* Instruction *
Look through the records that follow. Copy every line containing the word "document".

>> BEGIN Stored rows

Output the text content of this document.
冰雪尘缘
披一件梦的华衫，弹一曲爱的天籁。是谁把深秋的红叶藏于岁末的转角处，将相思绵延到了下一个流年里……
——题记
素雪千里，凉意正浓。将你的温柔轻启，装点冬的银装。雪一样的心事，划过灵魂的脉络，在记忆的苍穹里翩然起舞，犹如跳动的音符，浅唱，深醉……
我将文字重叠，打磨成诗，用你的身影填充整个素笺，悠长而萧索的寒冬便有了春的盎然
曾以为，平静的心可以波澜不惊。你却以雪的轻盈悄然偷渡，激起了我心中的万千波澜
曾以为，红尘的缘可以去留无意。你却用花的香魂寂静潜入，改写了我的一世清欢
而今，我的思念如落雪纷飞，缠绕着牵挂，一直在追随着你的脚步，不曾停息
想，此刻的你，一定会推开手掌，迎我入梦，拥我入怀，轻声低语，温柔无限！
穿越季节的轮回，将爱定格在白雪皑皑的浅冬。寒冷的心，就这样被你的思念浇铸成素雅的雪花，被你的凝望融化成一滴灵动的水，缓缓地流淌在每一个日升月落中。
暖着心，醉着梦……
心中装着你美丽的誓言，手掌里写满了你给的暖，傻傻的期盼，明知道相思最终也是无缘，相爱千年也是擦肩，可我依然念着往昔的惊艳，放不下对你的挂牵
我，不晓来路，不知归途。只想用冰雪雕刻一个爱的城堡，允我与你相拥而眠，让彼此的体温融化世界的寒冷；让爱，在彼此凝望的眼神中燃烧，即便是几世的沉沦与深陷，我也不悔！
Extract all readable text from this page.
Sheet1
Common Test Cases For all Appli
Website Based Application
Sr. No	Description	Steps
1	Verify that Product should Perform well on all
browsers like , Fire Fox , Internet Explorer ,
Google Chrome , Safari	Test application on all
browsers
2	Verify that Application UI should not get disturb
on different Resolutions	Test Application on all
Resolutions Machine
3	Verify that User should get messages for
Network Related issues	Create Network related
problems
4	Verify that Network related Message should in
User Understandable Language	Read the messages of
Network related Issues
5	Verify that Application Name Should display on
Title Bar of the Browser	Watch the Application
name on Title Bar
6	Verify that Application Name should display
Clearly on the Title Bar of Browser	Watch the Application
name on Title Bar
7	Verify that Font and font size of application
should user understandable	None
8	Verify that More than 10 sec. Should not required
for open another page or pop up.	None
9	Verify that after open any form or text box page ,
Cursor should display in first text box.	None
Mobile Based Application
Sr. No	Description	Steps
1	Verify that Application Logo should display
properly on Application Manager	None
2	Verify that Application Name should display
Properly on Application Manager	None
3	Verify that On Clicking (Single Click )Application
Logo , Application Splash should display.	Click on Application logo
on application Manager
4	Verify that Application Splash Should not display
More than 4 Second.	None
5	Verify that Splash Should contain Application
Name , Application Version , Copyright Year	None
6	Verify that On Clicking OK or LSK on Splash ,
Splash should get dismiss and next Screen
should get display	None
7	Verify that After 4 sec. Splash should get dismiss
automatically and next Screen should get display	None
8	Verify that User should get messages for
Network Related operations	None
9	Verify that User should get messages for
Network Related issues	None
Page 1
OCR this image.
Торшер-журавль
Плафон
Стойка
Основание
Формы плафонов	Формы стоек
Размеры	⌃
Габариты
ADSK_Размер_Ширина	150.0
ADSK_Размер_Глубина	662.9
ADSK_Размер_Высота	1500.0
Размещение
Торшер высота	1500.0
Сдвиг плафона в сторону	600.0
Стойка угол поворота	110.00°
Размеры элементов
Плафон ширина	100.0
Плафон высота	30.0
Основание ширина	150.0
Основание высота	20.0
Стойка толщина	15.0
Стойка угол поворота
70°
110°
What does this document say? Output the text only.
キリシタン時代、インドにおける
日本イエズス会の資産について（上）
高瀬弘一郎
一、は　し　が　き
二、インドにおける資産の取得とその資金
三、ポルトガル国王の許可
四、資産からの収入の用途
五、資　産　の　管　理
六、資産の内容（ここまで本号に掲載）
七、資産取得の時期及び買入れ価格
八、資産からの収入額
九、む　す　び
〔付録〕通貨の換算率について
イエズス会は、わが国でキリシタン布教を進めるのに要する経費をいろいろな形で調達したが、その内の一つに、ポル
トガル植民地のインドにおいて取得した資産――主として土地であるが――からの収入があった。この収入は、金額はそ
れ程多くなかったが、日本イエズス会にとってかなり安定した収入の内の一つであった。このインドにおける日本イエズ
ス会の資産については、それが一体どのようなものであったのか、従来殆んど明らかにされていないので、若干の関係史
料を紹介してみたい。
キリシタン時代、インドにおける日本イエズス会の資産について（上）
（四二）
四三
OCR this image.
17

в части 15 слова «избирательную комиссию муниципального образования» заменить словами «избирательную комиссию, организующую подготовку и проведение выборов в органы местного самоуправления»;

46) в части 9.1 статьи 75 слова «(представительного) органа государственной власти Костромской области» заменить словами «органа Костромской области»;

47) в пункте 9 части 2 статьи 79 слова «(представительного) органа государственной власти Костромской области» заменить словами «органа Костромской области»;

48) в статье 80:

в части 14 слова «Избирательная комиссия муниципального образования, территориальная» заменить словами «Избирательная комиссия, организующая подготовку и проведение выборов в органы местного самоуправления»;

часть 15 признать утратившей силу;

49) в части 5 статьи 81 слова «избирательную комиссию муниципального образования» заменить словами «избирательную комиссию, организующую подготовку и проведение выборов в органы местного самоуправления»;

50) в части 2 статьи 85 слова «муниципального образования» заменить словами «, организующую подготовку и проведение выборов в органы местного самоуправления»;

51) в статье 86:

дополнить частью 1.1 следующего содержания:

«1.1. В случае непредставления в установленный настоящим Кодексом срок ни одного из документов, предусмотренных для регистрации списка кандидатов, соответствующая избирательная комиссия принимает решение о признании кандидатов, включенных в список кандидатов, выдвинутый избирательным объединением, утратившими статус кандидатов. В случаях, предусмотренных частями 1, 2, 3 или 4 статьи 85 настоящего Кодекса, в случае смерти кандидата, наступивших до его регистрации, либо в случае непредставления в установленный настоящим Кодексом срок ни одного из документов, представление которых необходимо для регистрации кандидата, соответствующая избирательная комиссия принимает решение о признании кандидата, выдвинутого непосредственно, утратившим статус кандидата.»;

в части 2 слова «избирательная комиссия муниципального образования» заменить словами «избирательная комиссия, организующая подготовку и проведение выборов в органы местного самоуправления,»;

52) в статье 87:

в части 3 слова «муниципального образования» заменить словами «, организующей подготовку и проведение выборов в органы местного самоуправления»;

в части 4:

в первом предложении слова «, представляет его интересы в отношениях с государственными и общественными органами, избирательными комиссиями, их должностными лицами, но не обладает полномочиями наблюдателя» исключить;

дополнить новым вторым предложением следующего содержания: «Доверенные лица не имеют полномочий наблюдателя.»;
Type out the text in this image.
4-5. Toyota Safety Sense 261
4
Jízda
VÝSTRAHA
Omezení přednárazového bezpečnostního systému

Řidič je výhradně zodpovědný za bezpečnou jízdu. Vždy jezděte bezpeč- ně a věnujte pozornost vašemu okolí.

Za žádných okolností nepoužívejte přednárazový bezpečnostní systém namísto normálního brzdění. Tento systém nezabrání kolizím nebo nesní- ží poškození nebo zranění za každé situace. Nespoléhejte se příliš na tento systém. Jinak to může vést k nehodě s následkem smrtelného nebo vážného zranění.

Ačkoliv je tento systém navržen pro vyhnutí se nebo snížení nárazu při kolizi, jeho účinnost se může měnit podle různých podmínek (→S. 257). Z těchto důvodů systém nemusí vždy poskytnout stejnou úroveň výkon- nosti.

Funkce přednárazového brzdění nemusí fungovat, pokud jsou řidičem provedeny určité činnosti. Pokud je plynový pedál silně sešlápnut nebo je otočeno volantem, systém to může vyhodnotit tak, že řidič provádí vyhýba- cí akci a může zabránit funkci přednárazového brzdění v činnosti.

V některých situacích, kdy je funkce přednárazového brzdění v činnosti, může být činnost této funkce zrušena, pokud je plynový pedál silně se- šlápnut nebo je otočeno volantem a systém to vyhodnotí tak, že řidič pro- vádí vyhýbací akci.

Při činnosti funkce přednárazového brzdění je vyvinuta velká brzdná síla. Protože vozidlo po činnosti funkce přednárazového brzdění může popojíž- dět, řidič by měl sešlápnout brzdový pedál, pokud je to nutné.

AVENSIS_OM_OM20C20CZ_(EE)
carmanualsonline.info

>> END Stored rows

* Correct result *
Output the text content of this document.
What does this document say? Output the text only.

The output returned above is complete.